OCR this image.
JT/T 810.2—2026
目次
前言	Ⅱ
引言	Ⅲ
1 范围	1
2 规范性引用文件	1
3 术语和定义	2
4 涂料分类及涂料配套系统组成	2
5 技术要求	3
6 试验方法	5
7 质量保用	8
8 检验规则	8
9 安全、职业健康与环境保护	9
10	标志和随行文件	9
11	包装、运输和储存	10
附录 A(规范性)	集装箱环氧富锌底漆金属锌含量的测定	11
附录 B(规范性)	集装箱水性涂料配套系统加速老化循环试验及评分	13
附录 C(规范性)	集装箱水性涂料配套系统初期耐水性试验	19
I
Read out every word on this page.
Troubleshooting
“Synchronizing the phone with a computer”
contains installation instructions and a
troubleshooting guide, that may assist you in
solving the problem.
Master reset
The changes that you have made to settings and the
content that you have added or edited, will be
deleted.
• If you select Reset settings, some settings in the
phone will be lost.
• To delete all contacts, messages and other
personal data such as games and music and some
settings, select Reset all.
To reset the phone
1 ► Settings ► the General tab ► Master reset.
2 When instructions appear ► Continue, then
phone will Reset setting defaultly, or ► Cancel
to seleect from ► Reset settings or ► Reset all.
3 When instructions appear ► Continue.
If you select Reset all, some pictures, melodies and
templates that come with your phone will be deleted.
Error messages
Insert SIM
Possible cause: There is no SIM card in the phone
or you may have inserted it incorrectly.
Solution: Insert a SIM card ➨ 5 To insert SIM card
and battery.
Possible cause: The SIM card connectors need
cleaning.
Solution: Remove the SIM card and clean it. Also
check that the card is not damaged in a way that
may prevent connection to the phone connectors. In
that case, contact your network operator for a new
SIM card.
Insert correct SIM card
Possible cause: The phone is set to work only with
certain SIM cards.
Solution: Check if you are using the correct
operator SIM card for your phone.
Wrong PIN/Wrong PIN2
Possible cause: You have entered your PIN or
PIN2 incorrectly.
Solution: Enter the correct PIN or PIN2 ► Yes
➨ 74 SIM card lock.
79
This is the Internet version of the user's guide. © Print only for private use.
=====
## The request
Reproduce each entry exactly, leaving out nothing.

## Solution
OCR this image.
JT/T 810.2—2026
目次
前言	Ⅱ
引言	Ⅲ
1 范围	1
2 规范性引用文件	1
3 术语和定义	2
4 涂料分类及涂料配套系统组成	2
5 技术要求	3
6 试验方法	5
7 质量保用	8
8 检验规则	8
9 安全、职业健康与环境保护	9
10	标志和随行文件	9
11	包装、运输和储存	10
附录 A(规范性)	集装箱环氧富锌底漆金属锌含量的测定	11
附录 B(规范性)	集装箱水性涂料配套系统加速老化循环试验及评分	13
附录 C(规范性)	集装箱水性涂料配套系统初期耐水性试验	19
I
Read out every word on this page.
Troubleshooting
“Synchronizing the phone with a computer”
contains installation instructions and a
troubleshooting guide, that may assist you in
solving the problem.
Master reset
The changes that you have made to settings and the
content that you have added or edited, will be
deleted.
• If you select Reset settings, some settings in the
phone will be lost.
• To delete all contacts, messages and other
personal data such as games and music and some
settings, select Reset all.
To reset the phone
1 ► Settings ► the General tab ► Master reset.
2 When instructions appear ► Continue, then
phone will Reset setting defaultly, or ► Cancel
to seleect from ► Reset settings or ► Reset all.
3 When instructions appear ► Continue.
If you select Reset all, some pictures, melodies and
templates that come with your phone will be deleted.
Error messages
Insert SIM
Possible cause: There is no SIM card in the phone
or you may have inserted it incorrectly.
Solution: Insert a SIM card ➨ 5 To insert SIM card
and battery.
Possible cause: The SIM card connectors need
cleaning.
Solution: Remove the SIM card and clean it. Also
check that the card is not damaged in a way that
may prevent connection to the phone connectors. In
that case, contact your network operator for a new
SIM card.
Insert correct SIM card
Possible cause: The phone is set to work only with
certain SIM cards.
Solution: Check if you are using the correct
operator SIM card for your phone.
Wrong PIN/Wrong PIN2
Possible cause: You have entered your PIN or
PIN2 incorrectly.
Solution: Enter the correct PIN or PIN2 ► Yes
➨ 74 SIM card lock.
79
This is the Internet version of the user's guide. © Print only for private use.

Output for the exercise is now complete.